→ **Task goal**
Copy every one of the records below line for line, keeping each character unchanged.

→ **Given data**
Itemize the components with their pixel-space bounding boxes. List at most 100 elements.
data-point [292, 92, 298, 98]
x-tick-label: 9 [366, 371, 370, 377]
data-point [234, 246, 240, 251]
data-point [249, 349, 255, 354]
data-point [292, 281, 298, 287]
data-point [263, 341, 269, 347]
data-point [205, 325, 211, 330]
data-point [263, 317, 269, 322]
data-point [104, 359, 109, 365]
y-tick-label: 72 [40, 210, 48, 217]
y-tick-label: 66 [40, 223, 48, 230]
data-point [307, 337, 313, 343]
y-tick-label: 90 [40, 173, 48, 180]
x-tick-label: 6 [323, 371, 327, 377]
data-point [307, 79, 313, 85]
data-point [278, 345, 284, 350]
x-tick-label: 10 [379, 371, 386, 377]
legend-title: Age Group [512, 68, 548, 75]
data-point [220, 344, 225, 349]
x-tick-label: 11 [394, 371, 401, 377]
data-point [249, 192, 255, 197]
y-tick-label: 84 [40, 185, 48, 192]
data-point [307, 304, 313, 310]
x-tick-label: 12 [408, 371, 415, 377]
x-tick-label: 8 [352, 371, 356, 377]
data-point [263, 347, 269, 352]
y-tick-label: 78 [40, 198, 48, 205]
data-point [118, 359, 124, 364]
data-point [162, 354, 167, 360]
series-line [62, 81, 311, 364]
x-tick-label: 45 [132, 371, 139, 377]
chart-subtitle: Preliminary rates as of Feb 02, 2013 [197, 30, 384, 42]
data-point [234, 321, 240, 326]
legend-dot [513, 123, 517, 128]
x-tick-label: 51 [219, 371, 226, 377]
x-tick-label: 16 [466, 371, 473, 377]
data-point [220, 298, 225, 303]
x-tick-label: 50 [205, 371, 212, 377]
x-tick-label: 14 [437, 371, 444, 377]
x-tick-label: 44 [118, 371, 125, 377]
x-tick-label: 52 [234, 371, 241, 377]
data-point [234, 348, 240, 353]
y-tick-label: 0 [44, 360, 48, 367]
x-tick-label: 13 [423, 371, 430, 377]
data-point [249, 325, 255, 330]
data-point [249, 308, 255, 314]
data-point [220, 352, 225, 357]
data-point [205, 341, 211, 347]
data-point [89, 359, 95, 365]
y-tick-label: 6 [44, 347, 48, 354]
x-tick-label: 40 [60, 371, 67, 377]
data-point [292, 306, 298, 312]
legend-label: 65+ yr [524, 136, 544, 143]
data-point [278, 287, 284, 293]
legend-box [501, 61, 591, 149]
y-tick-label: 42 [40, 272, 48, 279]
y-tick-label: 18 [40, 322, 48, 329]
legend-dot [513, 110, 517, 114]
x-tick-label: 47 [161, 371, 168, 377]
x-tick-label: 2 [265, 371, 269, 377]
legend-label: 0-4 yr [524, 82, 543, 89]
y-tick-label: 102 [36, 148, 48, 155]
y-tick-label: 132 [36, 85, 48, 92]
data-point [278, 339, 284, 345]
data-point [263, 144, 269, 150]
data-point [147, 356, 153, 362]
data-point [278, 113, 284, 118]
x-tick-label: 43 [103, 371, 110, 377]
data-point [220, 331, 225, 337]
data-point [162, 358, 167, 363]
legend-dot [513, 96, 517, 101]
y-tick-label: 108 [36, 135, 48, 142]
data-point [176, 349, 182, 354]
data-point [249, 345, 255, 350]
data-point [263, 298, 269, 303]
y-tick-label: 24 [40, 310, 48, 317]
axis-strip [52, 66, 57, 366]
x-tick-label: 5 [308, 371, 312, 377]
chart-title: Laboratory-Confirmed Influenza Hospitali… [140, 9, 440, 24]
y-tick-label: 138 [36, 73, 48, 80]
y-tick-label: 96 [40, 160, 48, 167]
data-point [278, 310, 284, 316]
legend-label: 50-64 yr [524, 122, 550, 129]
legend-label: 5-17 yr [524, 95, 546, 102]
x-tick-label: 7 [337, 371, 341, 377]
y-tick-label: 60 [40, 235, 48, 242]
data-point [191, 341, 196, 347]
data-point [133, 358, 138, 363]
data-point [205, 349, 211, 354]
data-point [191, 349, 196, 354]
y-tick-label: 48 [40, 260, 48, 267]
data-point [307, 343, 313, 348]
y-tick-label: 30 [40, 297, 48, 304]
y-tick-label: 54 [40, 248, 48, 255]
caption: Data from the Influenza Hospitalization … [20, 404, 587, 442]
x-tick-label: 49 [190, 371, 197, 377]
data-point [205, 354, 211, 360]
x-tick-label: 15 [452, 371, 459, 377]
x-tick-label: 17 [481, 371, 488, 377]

→ **Task answer**
Itemize the components with their pixel-space bounding boxes. List at most 100 elements.
data-point [292, 92, 298, 98]
x-tick-label: 9 [366, 371, 370, 377]
data-point [234, 246, 240, 251]
data-point [249, 349, 255, 354]
data-point [292, 281, 298, 287]
data-point [263, 341, 269, 347]
data-point [205, 325, 211, 330]
data-point [263, 317, 269, 322]
data-point [104, 359, 109, 365]
y-tick-label: 72 [40, 210, 48, 217]
y-tick-label: 66 [40, 223, 48, 230]
data-point [307, 337, 313, 343]
y-tick-label: 90 [40, 173, 48, 180]
x-tick-label: 6 [323, 371, 327, 377]
data-point [307, 79, 313, 85]
data-point [278, 345, 284, 350]
x-tick-label: 10 [379, 371, 386, 377]
legend-title: Age Group [512, 68, 548, 75]
data-point [220, 344, 225, 349]
x-tick-label: 11 [394, 371, 401, 377]
data-point [249, 192, 255, 197]
y-tick-label: 84 [40, 185, 48, 192]
data-point [307, 304, 313, 310]
x-tick-label: 12 [408, 371, 415, 377]
x-tick-label: 8 [352, 371, 356, 377]
data-point [263, 347, 269, 352]
y-tick-label: 78 [40, 198, 48, 205]
data-point [118, 359, 124, 364]
data-point [162, 354, 167, 360]
series-line [62, 81, 311, 364]
x-tick-label: 45 [132, 371, 139, 377]
chart-subtitle: Preliminary rates as of Feb 02, 2013 [197, 30, 384, 42]
data-point [234, 321, 240, 326]
legend-dot [513, 123, 517, 128]
x-tick-label: 51 [219, 371, 226, 377]
x-tick-label: 16 [466, 371, 473, 377]
data-point [220, 298, 225, 303]
x-tick-label: 50 [205, 371, 212, 377]
x-tick-label: 14 [437, 371, 444, 377]
x-tick-label: 44 [118, 371, 125, 377]
x-tick-label: 52 [234, 371, 241, 377]
data-point [234, 348, 240, 353]
y-tick-label: 0 [44, 360, 48, 367]
x-tick-label: 13 [423, 371, 430, 377]
data-point [249, 325, 255, 330]
data-point [249, 308, 255, 314]
data-point [220, 352, 225, 357]
data-point [205, 341, 211, 347]
data-point [89, 359, 95, 365]
y-tick-label: 6 [44, 347, 48, 354]
x-tick-label: 40 [60, 371, 67, 377]
data-point [292, 306, 298, 312]
legend-label: 65+ yr [524, 136, 544, 143]
data-point [278, 287, 284, 293]
legend-box [501, 61, 591, 149]
y-tick-label: 42 [40, 272, 48, 279]
y-tick-label: 18 [40, 322, 48, 329]
legend-dot [513, 110, 517, 114]
x-tick-label: 47 [161, 371, 168, 377]
x-tick-label: 2 [265, 371, 269, 377]
legend-label: 0-4 yr [524, 82, 543, 89]
y-tick-label: 102 [36, 148, 48, 155]
y-tick-label: 132 [36, 85, 48, 92]
data-point [278, 339, 284, 345]
data-point [263, 144, 269, 150]
data-point [147, 356, 153, 362]
data-point [278, 113, 284, 118]
x-tick-label: 43 [103, 371, 110, 377]
data-point [220, 331, 225, 337]
data-point [162, 358, 167, 363]
legend-dot [513, 96, 517, 101]
y-tick-label: 108 [36, 135, 48, 142]
data-point [176, 349, 182, 354]
data-point [249, 345, 255, 350]
data-point [263, 298, 269, 303]
y-tick-label: 24 [40, 310, 48, 317]
axis-strip [52, 66, 57, 366]
x-tick-label: 5 [308, 371, 312, 377]
chart-title: Laboratory-Confirmed Influenza Hospitali… [140, 9, 440, 24]
y-tick-label: 138 [36, 73, 48, 80]
y-tick-label: 96 [40, 160, 48, 167]
data-point [278, 310, 284, 316]
legend-label: 50-64 yr [524, 122, 550, 129]
legend-label: 5-17 yr [524, 95, 546, 102]
x-tick-label: 7 [337, 371, 341, 377]
y-tick-label: 60 [40, 235, 48, 242]
data-point [191, 341, 196, 347]
data-point [133, 358, 138, 363]
data-point [205, 349, 211, 354]
data-point [191, 349, 196, 354]
y-tick-label: 48 [40, 260, 48, 267]
data-point [307, 343, 313, 348]
y-tick-label: 30 [40, 297, 48, 304]
y-tick-label: 54 [40, 248, 48, 255]
caption: Data from the Influenza Hospitalization … [20, 404, 587, 442]
x-tick-label: 49 [190, 371, 197, 377]
data-point [205, 354, 211, 360]
x-tick-label: 15 [452, 371, 459, 377]
x-tick-label: 17 [481, 371, 488, 377]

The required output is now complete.